Page:
** Start **

As the name suggests, this marshaller adds a version short to the start of any stream when writing, enabling similar VersionAwareMarshaller instances to read the version short and know which specific marshaller implementation to delegate the call to. For example, CacheMarshaller200 , is the marshaller for JBoss Cache 2.0.x. JBoss Cache 2.1.x, say, may ship with CacheMarshaller210 with an improved wire protocol. Using a VersionAwareMarshaller helps achieve wire protocol compatibility between minor releases but still affords us the flexibility to tweak and improve the wire protocol between minor or micro releases.

6.5.2.1. CacheLoaders

Some of the existing cache loaders, such as the JDBCCacheLoader and the FileCacheLoader relied on persisting data using ObjectOutputStream as well, but now, they are using the VersionAwareMarshaller to marshall the persisted data to their cache stores.

6.5.3. CacheMarshaller200

This marshaller treats well-known objects that need marshalling - such as MethodCall , Fqn , DataVersion , and even some JDK objects such as String , List , Boolean and others as types that do not need complete class definitions. Instead, each of these well-known types are represented by a short , which is a lot more efficient.

In addition, reference counting is done to reduce duplication of writing certain objects multiple times, to help keep the streams small and efficient.

Also, if UseRegionBasedMarshalling is enabled (disabled by default) the marshaller adds region information to the stream before writing any data. This region information is in the form of a String representation of an Fqn . When unmarshalling, the RegionManager can be used to find the relevant Region , and use a region-specific ClassLoader to unmarshall the stream. This is specifically useful when used to cluster state for application servers, where each deployment has it's own ClassLoader . See the section below on regions for more information.

6.6. Class Loading and Regions

When used to cluster state of application servers, applications deployed in the application tend to put instances of objects specific to their application in the cache (or in an HttpSession object) which would require replication. It is common for application servers to assign separate ClassLoader instances to each application deployed, but have JBoss Cache libraries referenced by the application server's ClassLoader .

To enable us to successfully marshall and unmarshall objects from such class loaders, we use a concept called regions. A region is a portion of the cache which share a common class loader (a region also has other uses - see eviction policies ).

A region is created by using the Cache.getRegion(Fqn fqn, boolean createIfNotExists) method, and returns an implementation of the Region interface. Once a region is obtained, a class loader for the region can be set or unset, and the region can be activated/deactivated. By default, regions are active unless the InactiveOnStartup configuration attribute is set to true .

** End **

Dataset rows:

** Start **

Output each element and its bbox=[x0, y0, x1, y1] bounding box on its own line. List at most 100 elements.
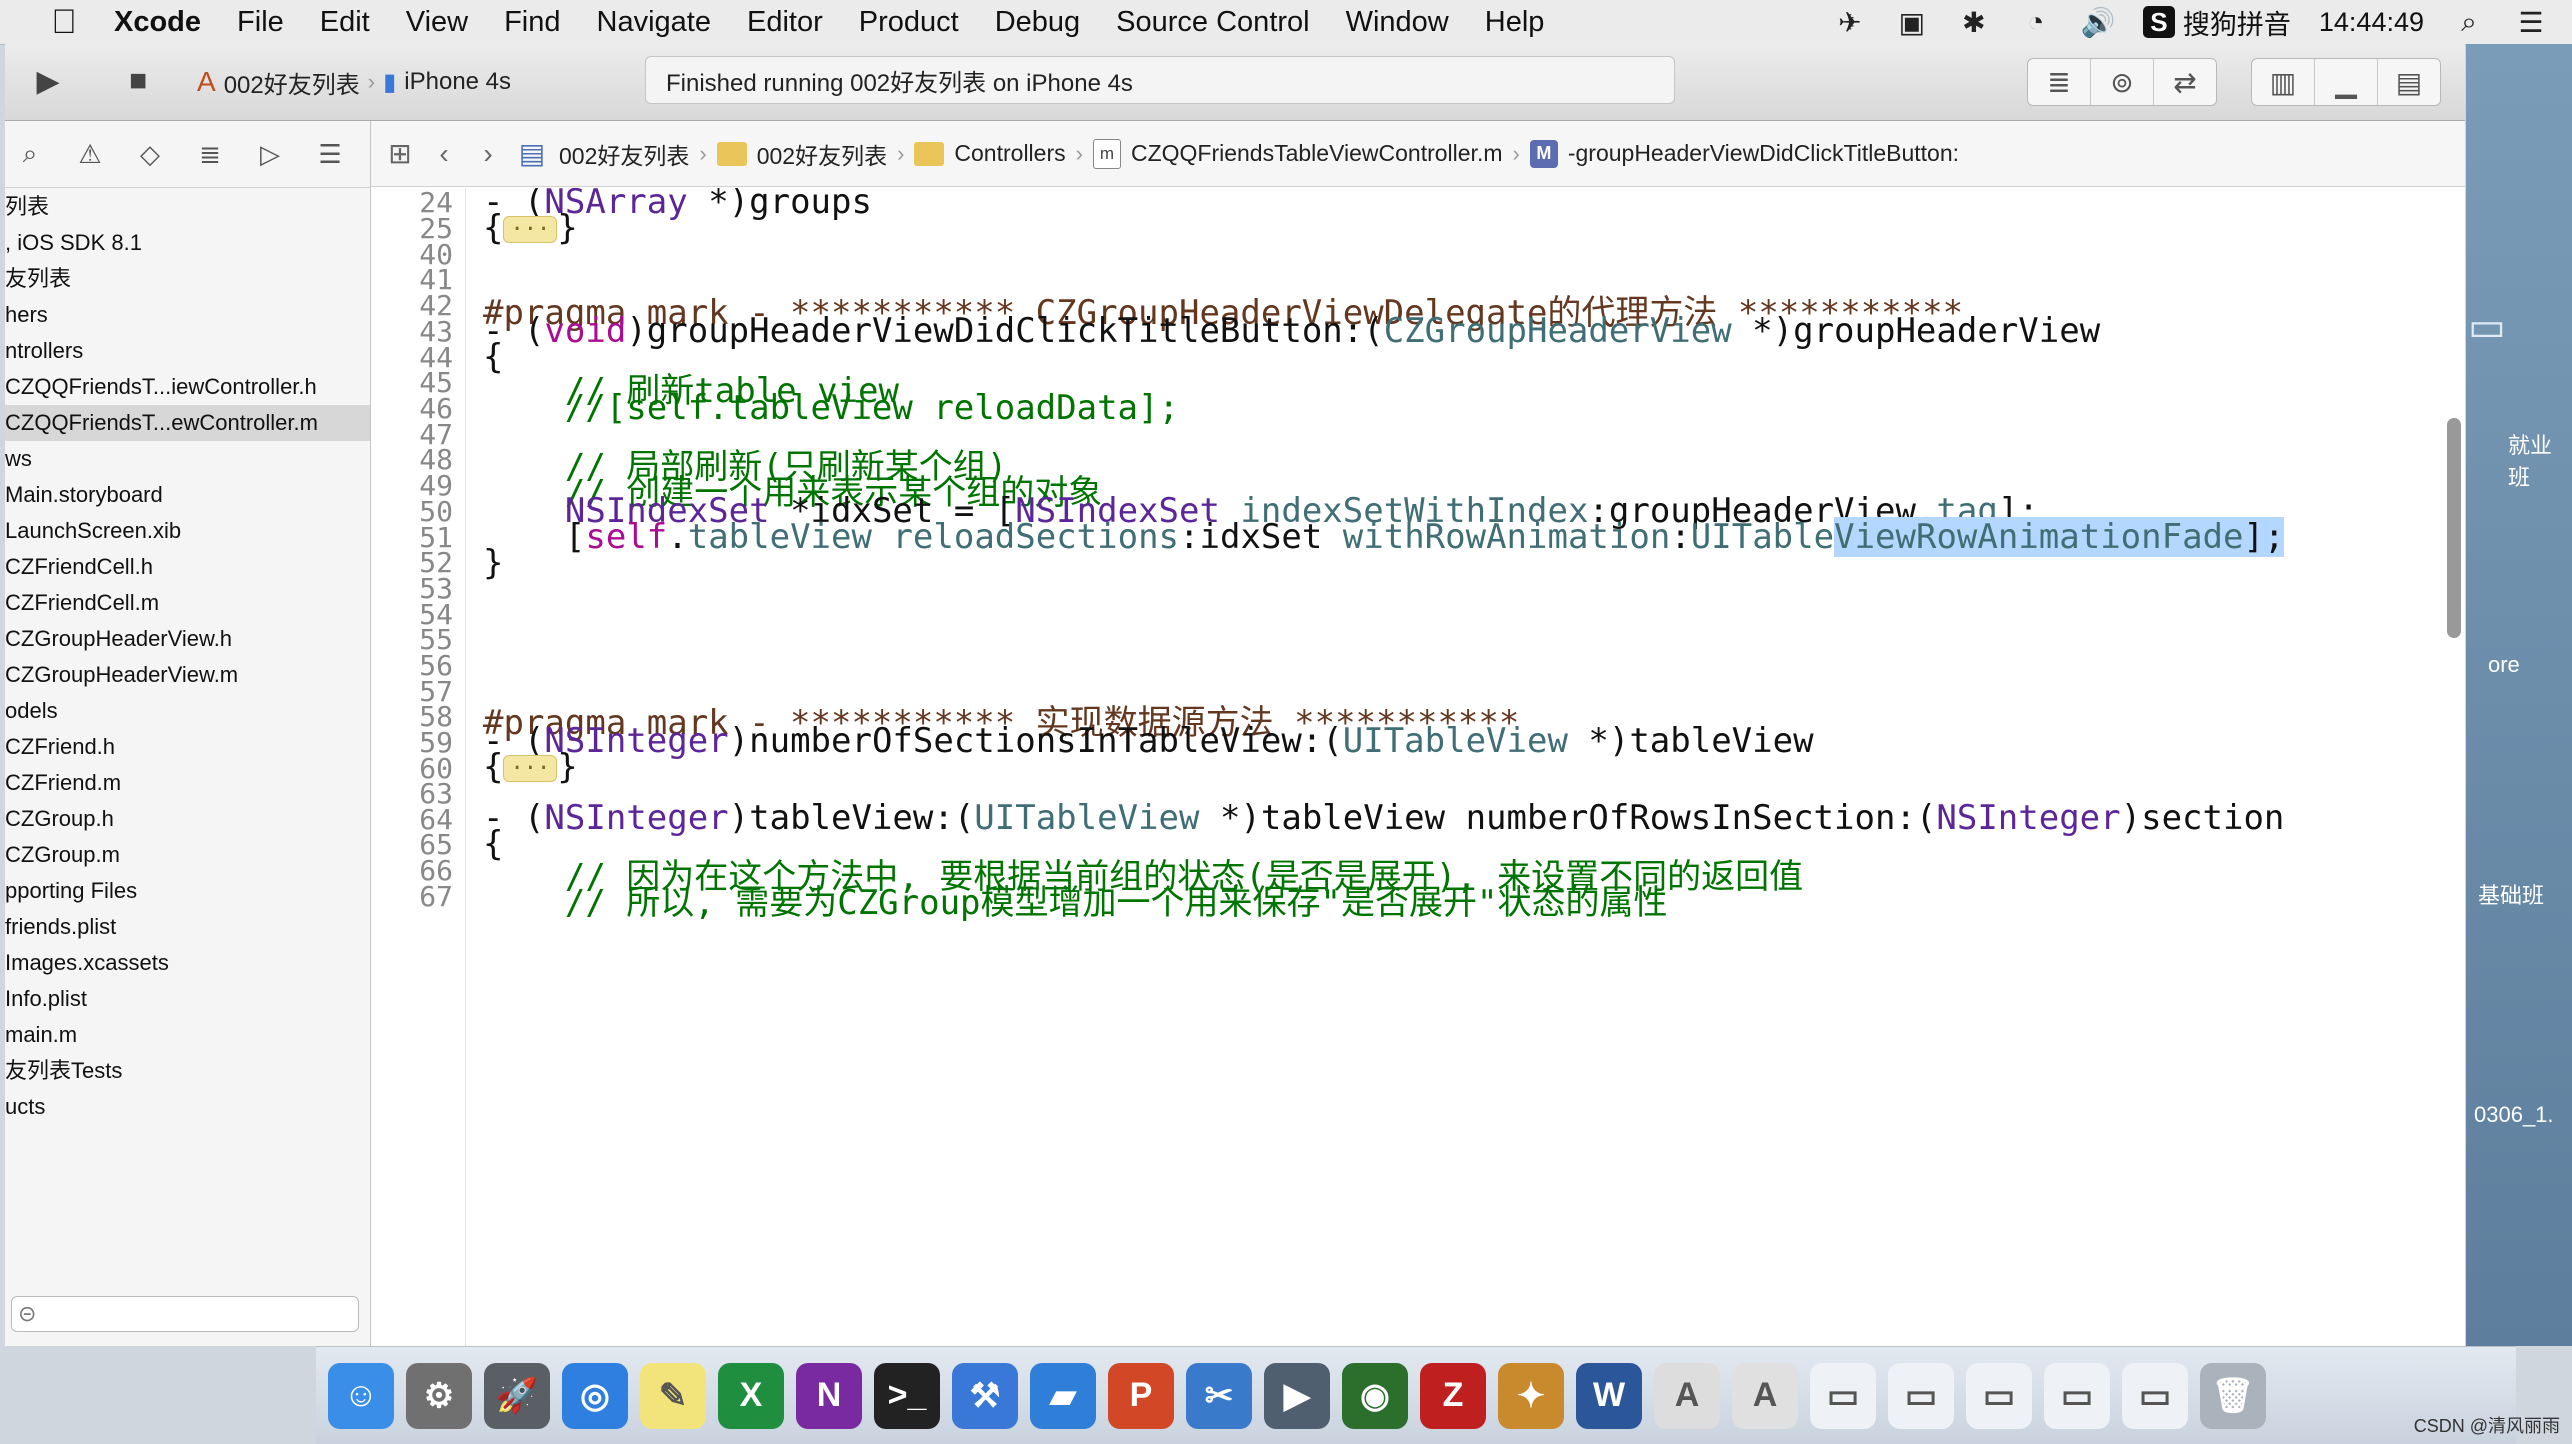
report-icon[interactable]: ☰ bbox=[311, 135, 349, 173]
navigator-toggle-icon[interactable]: ▥ bbox=[2252, 59, 2315, 105]
utilities-toggle-icon[interactable]: ▤ bbox=[2378, 59, 2440, 105]
tree-item[interactable]: CZQQFriendsT...iewController.h bbox=[5, 369, 370, 405]
window-icon-4[interactable]: ▭ bbox=[2044, 1362, 2110, 1429]
version-editor-icon[interactable]: ⇄ bbox=[2154, 59, 2216, 105]
tree-item[interactable]: CZFriendCell.h bbox=[5, 549, 370, 585]
menu-edit[interactable]: Edit bbox=[320, 6, 370, 39]
menu-debug[interactable]: Debug bbox=[995, 6, 1080, 39]
debug-area-toggle-icon[interactable]: ▁ bbox=[2315, 59, 2378, 105]
tree-item[interactable]: ws bbox=[5, 441, 370, 477]
tree-item[interactable]: pporting Files bbox=[5, 873, 370, 909]
menu-source-control[interactable]: Source Control bbox=[1116, 6, 1309, 39]
desktop-label[interactable]: 就业班 bbox=[2508, 428, 2572, 492]
tools-icon[interactable]: ✦ bbox=[1498, 1362, 1564, 1429]
desktop-label[interactable]: 基础班 bbox=[2478, 878, 2544, 910]
search-icon[interactable]: ⌕ bbox=[11, 135, 49, 173]
tree-item[interactable]: , iOS SDK 8.1 bbox=[5, 225, 370, 261]
finder-icon[interactable]: ☺ bbox=[328, 1362, 394, 1429]
xcode-icon[interactable]: ⚒ bbox=[952, 1362, 1018, 1429]
safari-icon[interactable]: ◎ bbox=[562, 1362, 628, 1429]
tree-item[interactable]: CZFriend.h bbox=[5, 729, 370, 765]
menu-editor[interactable]: Editor bbox=[747, 6, 823, 39]
tree-item[interactable]: LaunchScreen.xib bbox=[5, 513, 370, 549]
assistant-editor-icon[interactable]: ⊚ bbox=[2091, 59, 2154, 105]
tree-item[interactable]: Images.xcassets bbox=[5, 945, 370, 981]
tree-item[interactable]: 列表 bbox=[5, 189, 370, 225]
tree-item[interactable]: CZFriend.m bbox=[5, 765, 370, 801]
tree-item[interactable]: Info.plist bbox=[5, 981, 370, 1017]
tree-item[interactable]: CZFriendCell.m bbox=[5, 585, 370, 621]
menu-product[interactable]: Product bbox=[859, 6, 959, 39]
notification-center-icon[interactable]: ☰ bbox=[2514, 7, 2548, 38]
desktop-folder-icon[interactable]: ▭ bbox=[2468, 304, 2506, 350]
app-icon[interactable]: A bbox=[1654, 1362, 1720, 1429]
launchpad-icon[interactable]: 🚀 bbox=[484, 1362, 550, 1429]
menu-window[interactable]: Window bbox=[1346, 6, 1449, 39]
back-icon[interactable]: ‹ bbox=[427, 138, 461, 170]
forward-icon[interactable]: › bbox=[471, 138, 505, 170]
breakpoint-icon[interactable]: ▷ bbox=[251, 135, 289, 173]
tree-item[interactable]: hers bbox=[5, 297, 370, 333]
spotlight-search-icon[interactable]: ⌕ bbox=[2452, 6, 2486, 37]
tree-item[interactable]: ntrollers bbox=[5, 333, 370, 369]
folder-icon[interactable]: ▰ bbox=[1030, 1362, 1096, 1429]
stop-button[interactable]: ■ bbox=[115, 58, 161, 104]
camera-icon[interactable]: ▣ bbox=[1895, 7, 1929, 38]
powerpoint-icon[interactable]: P bbox=[1108, 1362, 1174, 1429]
bluetooth-icon[interactable]: ✱ bbox=[1957, 7, 1991, 38]
tree-item[interactable]: CZGroup.m bbox=[5, 837, 370, 873]
tree-item[interactable]: Main.storyboard bbox=[5, 477, 370, 513]
jump-group[interactable]: 002好友列表 bbox=[757, 137, 887, 171]
jump-folder[interactable]: Controllers bbox=[954, 140, 1065, 167]
navigator-filter[interactable]: ⊝ bbox=[11, 1296, 359, 1332]
tree-item[interactable]: friends.plist bbox=[5, 909, 370, 945]
menu-file[interactable]: File bbox=[237, 6, 284, 39]
tree-item[interactable]: odels bbox=[5, 693, 370, 729]
debug-navigator-icon[interactable]: ≣ bbox=[191, 135, 229, 173]
tree-item[interactable]: 友列表Tests bbox=[5, 1053, 370, 1089]
app-icon-2[interactable]: A bbox=[1732, 1362, 1798, 1429]
tree-item[interactable]: CZQQFriendsT...ewController.m bbox=[5, 405, 370, 441]
notes-icon[interactable]: ✎ bbox=[640, 1362, 706, 1429]
excel-icon[interactable]: X bbox=[718, 1362, 784, 1429]
related-items-icon[interactable]: ⊞ bbox=[383, 138, 417, 170]
jump-method[interactable]: -groupHeaderViewDidClickTitleButton: bbox=[1568, 140, 1959, 167]
window-icon-2[interactable]: ▭ bbox=[1888, 1362, 1954, 1429]
jump-file[interactable]: CZQQFriendsTableViewController.m bbox=[1131, 140, 1503, 167]
trash-icon[interactable]: 🗑 bbox=[2200, 1362, 2266, 1429]
scheme-selector[interactable]: A 002好友列表 › ▮ iPhone 4s bbox=[197, 62, 511, 102]
folded-code-icon[interactable]: ··· bbox=[503, 755, 558, 782]
terminal-icon[interactable]: >_ bbox=[874, 1362, 940, 1429]
imovie-icon[interactable]: ▶ bbox=[1264, 1362, 1330, 1429]
onenote-icon[interactable]: N bbox=[796, 1362, 862, 1429]
menu-find[interactable]: Find bbox=[504, 6, 560, 39]
volume-icon[interactable]: 🔊 bbox=[2080, 7, 2115, 38]
menu-xcode[interactable]: Xcode bbox=[114, 6, 201, 39]
window-icon-5[interactable]: ▭ bbox=[2122, 1362, 2188, 1429]
tree-item[interactable]: CZGroup.h bbox=[5, 801, 370, 837]
tree-item[interactable]: 友列表 bbox=[5, 261, 370, 297]
folded-code-icon[interactable]: ··· bbox=[503, 216, 558, 243]
menu-navigate[interactable]: Navigate bbox=[597, 6, 711, 39]
test-icon[interactable]: ◇ bbox=[131, 135, 169, 173]
tree-item[interactable]: ucts bbox=[5, 1089, 370, 1125]
menu-view[interactable]: View bbox=[406, 6, 468, 39]
menu-help[interactable]: Help bbox=[1485, 6, 1545, 39]
desktop-label[interactable]: ore bbox=[2488, 652, 2520, 678]
window-icon[interactable]: ▭ bbox=[1810, 1362, 1876, 1429]
run-button[interactable]: ▶ bbox=[25, 58, 71, 104]
warning-icon[interactable]: ⚠ bbox=[71, 135, 109, 173]
filezilla-icon[interactable]: Z bbox=[1420, 1362, 1486, 1429]
ime-menu[interactable]: S 搜狗拼音 bbox=[2142, 3, 2291, 42]
network-icon[interactable]: ◉ bbox=[1342, 1362, 1408, 1429]
desktop-label[interactable]: 0306_1. bbox=[2474, 1102, 2554, 1128]
source-editor[interactable]: 24 25 40 41 42 43 44 45 46 47 48 49 50 51 52 53 54 55 56 57… bbox=[371, 188, 2465, 1346]
apple-icon[interactable]:  bbox=[44, 3, 84, 41]
snipping-icon[interactable]: ✂ bbox=[1186, 1362, 1252, 1429]
system-preferences-icon[interactable]: ⚙ bbox=[406, 1362, 472, 1429]
tree-item[interactable]: CZGroupHeaderView.m bbox=[5, 657, 370, 693]
tree-item[interactable]: main.m bbox=[5, 1017, 370, 1053]
jump-project[interactable]: 002好友列表 bbox=[559, 137, 689, 171]
tree-item[interactable]: CZGroupHeaderView.h bbox=[5, 621, 370, 657]
clock[interactable]: 14:44:49 bbox=[2319, 7, 2424, 38]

** End **

Given instruction 1:
Answer these questions from the JBoss Cache marshalling text:
(a) Which marshaller is named as the one for JBoss Cache 2.0.x?
(b) What is the default setting of UseRegionBasedMarshalling?
(c) Which method is used to create a region?
Given instruction 2: Copy the part of the JBoss Cache marshalling text between "A region is created" and "set to true .", inclusive, swapping "class loader" for "ClassLoader".

Exercise output 1:
(a) CacheMarshaller200
(b) It is disabled by default.
(c) Cache.getRegion(Fqn fqn, boolean createIfNotExists)

Exercise output 2:
A region is created by using the Cache.getRegion(Fqn fqn, boolean createIfNotExists) method, and returns an implementation of the Region interface. Once a region is obtained, a ClassLoader for the region can be set or unset, and the region can be activated/deactivated. By default, regions are active unless the InactiveOnStartup configuration attribute is set to true .